Available data:
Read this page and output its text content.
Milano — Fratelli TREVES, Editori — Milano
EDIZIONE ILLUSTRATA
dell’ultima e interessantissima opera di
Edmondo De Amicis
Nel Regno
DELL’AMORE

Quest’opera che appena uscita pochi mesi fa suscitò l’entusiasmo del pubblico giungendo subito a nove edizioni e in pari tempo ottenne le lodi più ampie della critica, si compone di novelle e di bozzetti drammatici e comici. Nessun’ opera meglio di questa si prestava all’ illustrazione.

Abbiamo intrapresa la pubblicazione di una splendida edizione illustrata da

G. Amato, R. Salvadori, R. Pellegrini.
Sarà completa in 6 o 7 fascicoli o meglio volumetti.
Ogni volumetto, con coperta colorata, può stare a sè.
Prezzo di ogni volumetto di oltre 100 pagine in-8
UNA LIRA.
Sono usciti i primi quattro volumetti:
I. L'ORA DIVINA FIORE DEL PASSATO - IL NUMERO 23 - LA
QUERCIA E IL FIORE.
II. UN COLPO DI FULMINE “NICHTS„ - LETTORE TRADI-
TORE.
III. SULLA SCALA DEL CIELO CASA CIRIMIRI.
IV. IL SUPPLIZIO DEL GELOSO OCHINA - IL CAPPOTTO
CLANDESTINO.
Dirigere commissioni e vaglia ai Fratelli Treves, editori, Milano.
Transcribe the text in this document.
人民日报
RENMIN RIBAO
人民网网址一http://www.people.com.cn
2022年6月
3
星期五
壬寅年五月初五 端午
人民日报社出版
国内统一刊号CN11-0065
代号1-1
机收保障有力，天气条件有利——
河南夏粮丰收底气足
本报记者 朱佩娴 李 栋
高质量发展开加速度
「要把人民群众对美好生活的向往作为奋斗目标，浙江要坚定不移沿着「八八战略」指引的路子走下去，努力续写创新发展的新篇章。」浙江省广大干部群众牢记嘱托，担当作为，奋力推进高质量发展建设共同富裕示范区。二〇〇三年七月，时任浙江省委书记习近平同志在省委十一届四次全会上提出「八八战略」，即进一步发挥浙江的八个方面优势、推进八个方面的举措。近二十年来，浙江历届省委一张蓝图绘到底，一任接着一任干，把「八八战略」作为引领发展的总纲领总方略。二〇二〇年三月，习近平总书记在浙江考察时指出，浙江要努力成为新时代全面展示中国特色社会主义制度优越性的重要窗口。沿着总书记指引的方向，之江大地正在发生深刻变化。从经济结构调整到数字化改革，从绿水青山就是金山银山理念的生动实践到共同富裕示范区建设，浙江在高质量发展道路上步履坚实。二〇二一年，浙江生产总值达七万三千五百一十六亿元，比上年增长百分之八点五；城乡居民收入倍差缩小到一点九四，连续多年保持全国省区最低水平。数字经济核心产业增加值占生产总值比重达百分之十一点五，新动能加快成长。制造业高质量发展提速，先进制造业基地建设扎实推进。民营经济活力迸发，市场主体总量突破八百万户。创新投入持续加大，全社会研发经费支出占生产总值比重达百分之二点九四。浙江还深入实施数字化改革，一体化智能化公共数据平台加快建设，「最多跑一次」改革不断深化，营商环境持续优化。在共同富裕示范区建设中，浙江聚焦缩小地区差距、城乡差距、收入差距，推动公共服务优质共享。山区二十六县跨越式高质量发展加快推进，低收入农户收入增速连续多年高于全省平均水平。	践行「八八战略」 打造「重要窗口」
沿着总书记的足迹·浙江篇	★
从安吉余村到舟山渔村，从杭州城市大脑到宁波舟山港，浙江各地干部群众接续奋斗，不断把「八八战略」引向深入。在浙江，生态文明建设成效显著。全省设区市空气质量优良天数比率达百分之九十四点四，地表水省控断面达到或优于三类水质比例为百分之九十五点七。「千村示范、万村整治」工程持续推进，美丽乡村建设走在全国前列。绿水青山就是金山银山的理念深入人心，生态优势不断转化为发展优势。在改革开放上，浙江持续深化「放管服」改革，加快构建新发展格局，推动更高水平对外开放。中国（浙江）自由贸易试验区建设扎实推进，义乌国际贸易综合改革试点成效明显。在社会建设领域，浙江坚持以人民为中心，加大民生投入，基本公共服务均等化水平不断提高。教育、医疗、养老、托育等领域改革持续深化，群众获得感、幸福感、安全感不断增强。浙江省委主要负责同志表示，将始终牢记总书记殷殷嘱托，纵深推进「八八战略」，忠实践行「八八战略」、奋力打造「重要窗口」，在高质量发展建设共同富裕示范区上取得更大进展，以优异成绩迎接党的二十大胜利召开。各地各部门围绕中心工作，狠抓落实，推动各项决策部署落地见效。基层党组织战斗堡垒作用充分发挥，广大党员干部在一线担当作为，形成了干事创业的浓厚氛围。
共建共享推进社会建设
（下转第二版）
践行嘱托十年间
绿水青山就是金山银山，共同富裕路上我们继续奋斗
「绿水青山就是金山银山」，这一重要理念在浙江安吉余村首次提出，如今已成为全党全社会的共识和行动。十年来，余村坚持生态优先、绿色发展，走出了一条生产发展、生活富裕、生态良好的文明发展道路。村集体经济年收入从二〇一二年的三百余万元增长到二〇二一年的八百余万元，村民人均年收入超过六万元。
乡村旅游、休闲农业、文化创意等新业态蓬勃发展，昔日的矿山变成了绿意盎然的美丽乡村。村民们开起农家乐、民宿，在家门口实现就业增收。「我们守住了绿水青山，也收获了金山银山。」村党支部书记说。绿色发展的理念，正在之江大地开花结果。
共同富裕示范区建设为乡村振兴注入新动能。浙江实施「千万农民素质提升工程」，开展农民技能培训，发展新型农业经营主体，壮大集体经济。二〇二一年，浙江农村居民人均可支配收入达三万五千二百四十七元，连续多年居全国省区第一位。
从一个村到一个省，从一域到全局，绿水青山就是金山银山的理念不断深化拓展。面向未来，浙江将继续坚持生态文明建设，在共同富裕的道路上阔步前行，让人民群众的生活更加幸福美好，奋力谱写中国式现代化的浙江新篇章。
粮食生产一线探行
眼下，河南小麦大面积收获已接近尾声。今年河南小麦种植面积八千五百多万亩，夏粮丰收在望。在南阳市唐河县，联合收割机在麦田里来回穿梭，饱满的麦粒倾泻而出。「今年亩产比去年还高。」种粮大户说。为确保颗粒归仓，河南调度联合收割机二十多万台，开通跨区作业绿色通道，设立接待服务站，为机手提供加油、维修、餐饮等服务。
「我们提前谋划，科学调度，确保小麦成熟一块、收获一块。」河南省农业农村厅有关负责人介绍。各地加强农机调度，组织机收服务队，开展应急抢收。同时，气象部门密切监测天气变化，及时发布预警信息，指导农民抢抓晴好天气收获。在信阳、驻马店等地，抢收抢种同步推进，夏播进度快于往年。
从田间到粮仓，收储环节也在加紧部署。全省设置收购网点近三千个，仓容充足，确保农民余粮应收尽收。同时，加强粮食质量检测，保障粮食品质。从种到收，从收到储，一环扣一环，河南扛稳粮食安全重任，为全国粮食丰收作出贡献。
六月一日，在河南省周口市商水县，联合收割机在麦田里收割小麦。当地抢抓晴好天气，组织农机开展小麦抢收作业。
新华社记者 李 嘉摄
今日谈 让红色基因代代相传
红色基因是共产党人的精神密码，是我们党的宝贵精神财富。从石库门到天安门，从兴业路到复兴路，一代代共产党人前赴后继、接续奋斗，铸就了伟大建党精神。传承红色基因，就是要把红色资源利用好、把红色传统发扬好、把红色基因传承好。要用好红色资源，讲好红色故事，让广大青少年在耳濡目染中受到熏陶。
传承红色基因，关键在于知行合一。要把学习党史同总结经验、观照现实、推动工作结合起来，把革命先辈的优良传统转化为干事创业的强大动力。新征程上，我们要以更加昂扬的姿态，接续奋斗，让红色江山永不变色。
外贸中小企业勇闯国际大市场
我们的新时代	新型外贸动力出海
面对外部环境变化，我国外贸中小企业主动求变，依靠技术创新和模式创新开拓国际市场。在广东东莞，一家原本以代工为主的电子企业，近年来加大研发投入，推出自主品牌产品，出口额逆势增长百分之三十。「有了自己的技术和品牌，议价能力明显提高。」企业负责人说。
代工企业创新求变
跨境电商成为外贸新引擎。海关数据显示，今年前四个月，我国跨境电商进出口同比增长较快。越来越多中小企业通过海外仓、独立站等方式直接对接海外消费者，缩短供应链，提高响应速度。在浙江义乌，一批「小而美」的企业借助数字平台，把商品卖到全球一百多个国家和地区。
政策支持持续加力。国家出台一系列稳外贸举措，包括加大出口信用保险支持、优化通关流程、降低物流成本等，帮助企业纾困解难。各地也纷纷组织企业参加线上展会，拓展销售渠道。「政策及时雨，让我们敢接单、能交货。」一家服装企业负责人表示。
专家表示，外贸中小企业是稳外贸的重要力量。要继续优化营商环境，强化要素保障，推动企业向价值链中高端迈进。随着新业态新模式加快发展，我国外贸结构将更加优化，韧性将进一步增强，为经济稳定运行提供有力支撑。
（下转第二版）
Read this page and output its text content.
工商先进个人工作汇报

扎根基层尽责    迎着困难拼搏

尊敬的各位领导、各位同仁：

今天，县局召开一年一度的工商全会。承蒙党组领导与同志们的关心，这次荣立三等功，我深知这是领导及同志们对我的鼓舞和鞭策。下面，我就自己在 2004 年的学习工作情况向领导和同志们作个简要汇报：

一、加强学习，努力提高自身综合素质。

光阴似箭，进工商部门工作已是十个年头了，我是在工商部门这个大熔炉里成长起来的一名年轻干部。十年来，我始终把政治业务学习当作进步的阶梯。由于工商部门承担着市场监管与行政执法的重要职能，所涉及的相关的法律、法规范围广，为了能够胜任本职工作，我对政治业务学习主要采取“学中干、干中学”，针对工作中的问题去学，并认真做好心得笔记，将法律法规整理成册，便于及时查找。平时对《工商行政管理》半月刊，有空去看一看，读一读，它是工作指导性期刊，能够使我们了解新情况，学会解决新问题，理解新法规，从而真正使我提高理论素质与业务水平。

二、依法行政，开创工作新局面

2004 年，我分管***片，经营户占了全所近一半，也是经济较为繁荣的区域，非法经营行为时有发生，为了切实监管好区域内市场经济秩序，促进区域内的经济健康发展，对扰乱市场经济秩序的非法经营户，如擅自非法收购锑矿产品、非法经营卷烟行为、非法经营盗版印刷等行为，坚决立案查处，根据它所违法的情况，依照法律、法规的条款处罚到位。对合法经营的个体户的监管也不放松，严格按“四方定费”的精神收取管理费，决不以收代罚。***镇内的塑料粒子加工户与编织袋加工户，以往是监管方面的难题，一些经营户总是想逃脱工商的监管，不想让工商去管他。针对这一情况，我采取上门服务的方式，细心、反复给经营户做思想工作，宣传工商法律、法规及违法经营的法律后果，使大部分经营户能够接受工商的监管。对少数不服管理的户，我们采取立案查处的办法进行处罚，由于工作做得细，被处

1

Exercise requirements:
Check each line above for the word "传承红色基因" and say how many have it, with nothing else.

Answer below:
2